[Source records]
* * *
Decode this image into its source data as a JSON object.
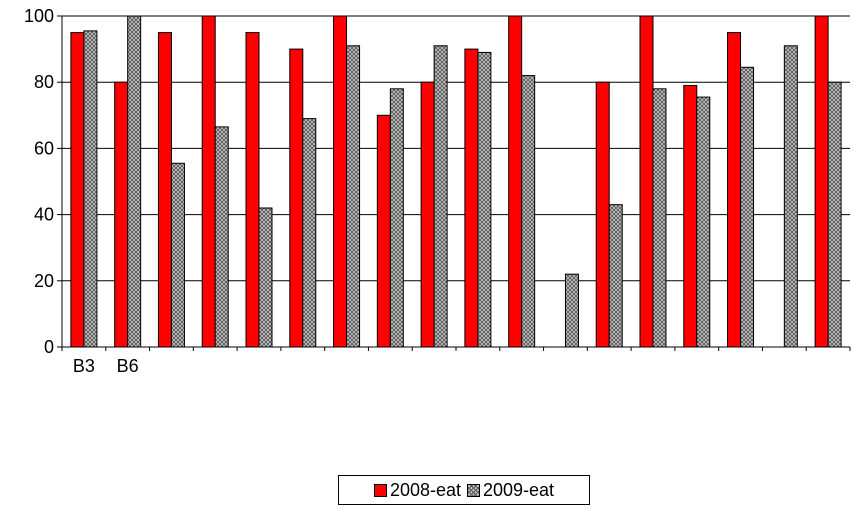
{
  "chart_data": {
    "type": "bar",
    "categories": [
      "B3",
      "B6",
      "",
      "",
      "",
      "",
      "",
      "",
      "",
      "",
      "",
      "",
      "",
      "",
      "",
      "",
      "",
      ""
    ],
    "series": [
      {
        "name": "2008-eat",
        "values": [
          95,
          80,
          95,
          100,
          95,
          90,
          100,
          70,
          80,
          90,
          100,
          0,
          80,
          100,
          79,
          95,
          0,
          100
        ]
      },
      {
        "name": "2009-eat",
        "values": [
          95.5,
          100,
          55.5,
          66.5,
          42,
          69,
          91,
          78,
          91,
          89,
          82,
          22,
          43,
          78,
          75.5,
          84.5,
          91,
          80
        ]
      }
    ],
    "ylim": [
      0,
      100
    ],
    "yticks": [
      "0",
      "20",
      "40",
      "60",
      "80",
      "100"
    ],
    "grid": true,
    "legend_position": "bottom",
    "colors": {
      "2008-eat": "#ff0000",
      "2009-eat": "#c0c0c0"
    }
  }
}
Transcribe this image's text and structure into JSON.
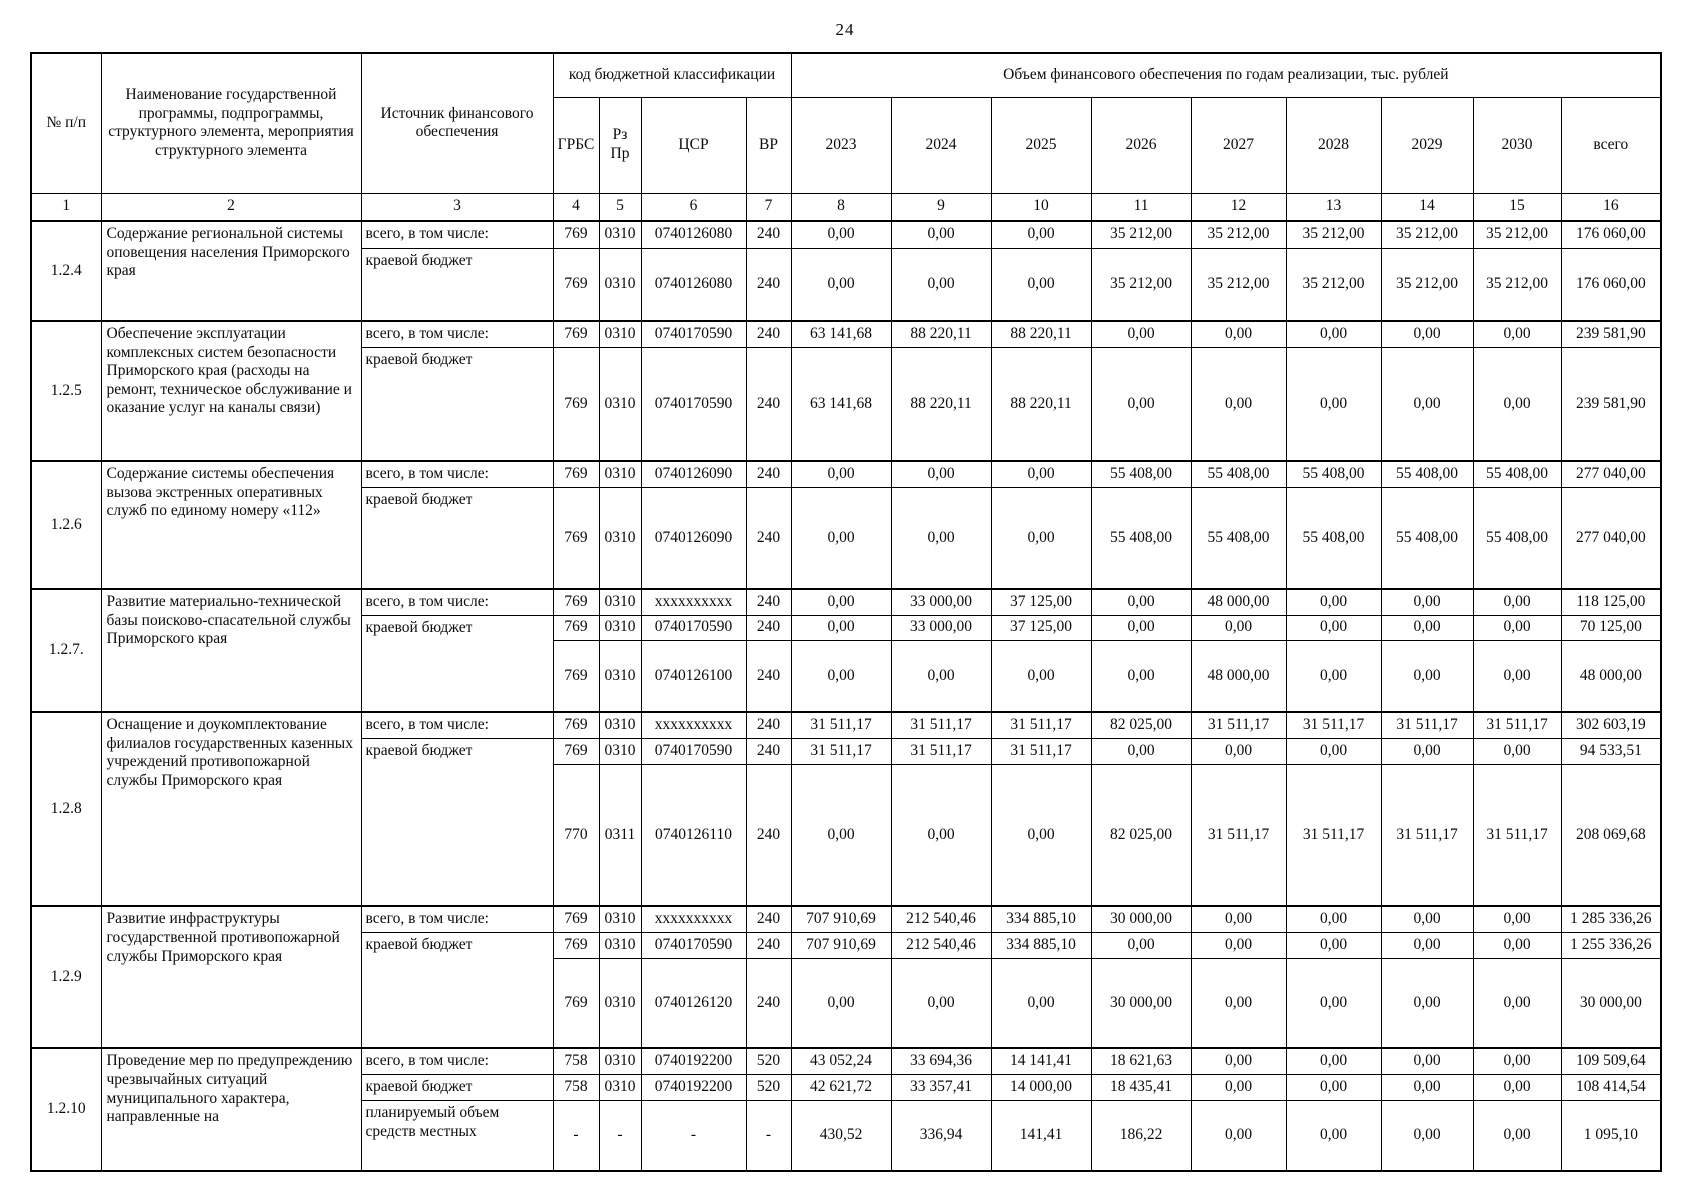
{
  "page": {
    "number": "24"
  },
  "table": {
    "header": {
      "col_num": "№ п/п",
      "col_name": "Наименование государственной программы, подпрограммы, структурного элемента, мероприятия структурного элемента",
      "col_source": "Источник финансового обеспечения",
      "col_budget_code": "код бюджетной классификации",
      "col_volume": "Объем финансового обеспечения по годам реализации, тыс. рублей",
      "code_cols": [
        "ГРБС",
        "Рз\nПр",
        "ЦСР",
        "ВР"
      ],
      "year_cols": [
        "2023",
        "2024",
        "2025",
        "2026",
        "2027",
        "2028",
        "2029",
        "2030"
      ],
      "col_total": "всего",
      "index_row": [
        "1",
        "2",
        "3",
        "4",
        "5",
        "6",
        "7",
        "8",
        "9",
        "10",
        "11",
        "12",
        "13",
        "14",
        "15",
        "16"
      ]
    },
    "blocks": [
      {
        "num": "1.2.4",
        "name": "Содержание региональной системы оповещения населения Приморского края",
        "rows": [
          {
            "source": "всего, в том числе:",
            "grbs": "769",
            "rzpr": "0310",
            "csr": "0740126080",
            "vr": "240",
            "values": [
              "0,00",
              "0,00",
              "0,00",
              "35 212,00",
              "35 212,00",
              "35 212,00",
              "35 212,00",
              "35 212,00",
              "176 060,00"
            ]
          },
          {
            "source": "краевой бюджет",
            "grbs": "769",
            "rzpr": "0310",
            "csr": "0740126080",
            "vr": "240",
            "values": [
              "0,00",
              "0,00",
              "0,00",
              "35 212,00",
              "35 212,00",
              "35 212,00",
              "35 212,00",
              "35 212,00",
              "176 060,00"
            ]
          }
        ]
      },
      {
        "num": "1.2.5",
        "name": "Обеспечение эксплуатации комплексных систем безопасности Приморского края (расходы на ремонт, техническое обслуживание и оказание услуг на каналы связи)",
        "rows": [
          {
            "source": "всего, в том числе:",
            "grbs": "769",
            "rzpr": "0310",
            "csr": "0740170590",
            "vr": "240",
            "values": [
              "63 141,68",
              "88 220,11",
              "88 220,11",
              "0,00",
              "0,00",
              "0,00",
              "0,00",
              "0,00",
              "239 581,90"
            ]
          },
          {
            "source": "краевой бюджет",
            "grbs": "769",
            "rzpr": "0310",
            "csr": "0740170590",
            "vr": "240",
            "values": [
              "63 141,68",
              "88 220,11",
              "88 220,11",
              "0,00",
              "0,00",
              "0,00",
              "0,00",
              "0,00",
              "239 581,90"
            ]
          }
        ]
      },
      {
        "num": "1.2.6",
        "name": "Содержание системы обеспечения вызова экстренных оперативных служб по единому номеру «112»",
        "rows": [
          {
            "source": "всего, в том числе:",
            "grbs": "769",
            "rzpr": "0310",
            "csr": "0740126090",
            "vr": "240",
            "values": [
              "0,00",
              "0,00",
              "0,00",
              "55 408,00",
              "55 408,00",
              "55 408,00",
              "55 408,00",
              "55 408,00",
              "277 040,00"
            ]
          },
          {
            "source": "краевой бюджет",
            "grbs": "769",
            "rzpr": "0310",
            "csr": "0740126090",
            "vr": "240",
            "values": [
              "0,00",
              "0,00",
              "0,00",
              "55 408,00",
              "55 408,00",
              "55 408,00",
              "55 408,00",
              "55 408,00",
              "277 040,00"
            ]
          }
        ]
      },
      {
        "num": "1.2.7.",
        "name": "Развитие материально-технической базы поисково-спасательной службы Приморского края",
        "rows": [
          {
            "source": "всего, в том числе:",
            "grbs": "769",
            "rzpr": "0310",
            "csr": "xxxxxxxxxx",
            "vr": "240",
            "values": [
              "0,00",
              "33 000,00",
              "37 125,00",
              "0,00",
              "48 000,00",
              "0,00",
              "0,00",
              "0,00",
              "118 125,00"
            ]
          },
          {
            "source": "краевой бюджет",
            "grbs": "769",
            "rzpr": "0310",
            "csr": "0740170590",
            "vr": "240",
            "values": [
              "0,00",
              "33 000,00",
              "37 125,00",
              "0,00",
              "0,00",
              "0,00",
              "0,00",
              "0,00",
              "70 125,00"
            ]
          },
          {
            "source": null,
            "grbs": "769",
            "rzpr": "0310",
            "csr": "0740126100",
            "vr": "240",
            "values": [
              "0,00",
              "0,00",
              "0,00",
              "0,00",
              "48 000,00",
              "0,00",
              "0,00",
              "0,00",
              "48 000,00"
            ]
          }
        ]
      },
      {
        "num": "1.2.8",
        "name": "Оснащение и доукомплектование филиалов государственных казенных учреждений противопожарной службы Приморского края",
        "rows": [
          {
            "source": "всего, в том числе:",
            "grbs": "769",
            "rzpr": "0310",
            "csr": "xxxxxxxxxx",
            "vr": "240",
            "values": [
              "31 511,17",
              "31 511,17",
              "31 511,17",
              "82 025,00",
              "31 511,17",
              "31 511,17",
              "31 511,17",
              "31 511,17",
              "302 603,19"
            ]
          },
          {
            "source": "краевой бюджет",
            "grbs": "769",
            "rzpr": "0310",
            "csr": "0740170590",
            "vr": "240",
            "values": [
              "31 511,17",
              "31 511,17",
              "31 511,17",
              "0,00",
              "0,00",
              "0,00",
              "0,00",
              "0,00",
              "94 533,51"
            ]
          },
          {
            "source": null,
            "grbs": "770",
            "rzpr": "0311",
            "csr": "0740126110",
            "vr": "240",
            "values": [
              "0,00",
              "0,00",
              "0,00",
              "82 025,00",
              "31 511,17",
              "31 511,17",
              "31 511,17",
              "31 511,17",
              "208 069,68"
            ]
          }
        ]
      },
      {
        "num": "1.2.9",
        "name": "Развитие инфраструктуры государственной противопожарной службы Приморского края",
        "rows": [
          {
            "source": "всего, в том числе:",
            "grbs": "769",
            "rzpr": "0310",
            "csr": "xxxxxxxxxx",
            "vr": "240",
            "values": [
              "707 910,69",
              "212 540,46",
              "334 885,10",
              "30 000,00",
              "0,00",
              "0,00",
              "0,00",
              "0,00",
              "1 285 336,26"
            ]
          },
          {
            "source": "краевой бюджет",
            "grbs": "769",
            "rzpr": "0310",
            "csr": "0740170590",
            "vr": "240",
            "values": [
              "707 910,69",
              "212 540,46",
              "334 885,10",
              "0,00",
              "0,00",
              "0,00",
              "0,00",
              "0,00",
              "1 255 336,26"
            ]
          },
          {
            "source": null,
            "grbs": "769",
            "rzpr": "0310",
            "csr": "0740126120",
            "vr": "240",
            "values": [
              "0,00",
              "0,00",
              "0,00",
              "30 000,00",
              "0,00",
              "0,00",
              "0,00",
              "0,00",
              "30 000,00"
            ]
          }
        ]
      },
      {
        "num": "1.2.10",
        "name": "Проведение мер по предупреждению чрезвычайных ситуаций муниципального характера, направленные на",
        "rows": [
          {
            "source": "всего, в том числе:",
            "grbs": "758",
            "rzpr": "0310",
            "csr": "0740192200",
            "vr": "520",
            "values": [
              "43 052,24",
              "33 694,36",
              "14 141,41",
              "18 621,63",
              "0,00",
              "0,00",
              "0,00",
              "0,00",
              "109 509,64"
            ]
          },
          {
            "source": "краевой бюджет",
            "grbs": "758",
            "rzpr": "0310",
            "csr": "0740192200",
            "vr": "520",
            "values": [
              "42 621,72",
              "33 357,41",
              "14 000,00",
              "18 435,41",
              "0,00",
              "0,00",
              "0,00",
              "0,00",
              "108 414,54"
            ]
          },
          {
            "source": "планируемый объем средств местных",
            "grbs": "-",
            "rzpr": "-",
            "csr": "-",
            "vr": "-",
            "values": [
              "430,52",
              "336,94",
              "141,41",
              "186,22",
              "0,00",
              "0,00",
              "0,00",
              "0,00",
              "1 095,10"
            ]
          }
        ]
      }
    ]
  }
}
* * *
◆ **WORK INSTRUCTIONS**
From the material above, copy each line that includes the word "противопожарной".

◆ **SOLUTION FOR THIS EXERCISE**
        "name": "Оснащение и доукомплектование филиалов государственных казенных учреждений противопожарной службы Приморского края",
        "name": "Развитие инфраструктуры государственной противопожарной службы Приморского края",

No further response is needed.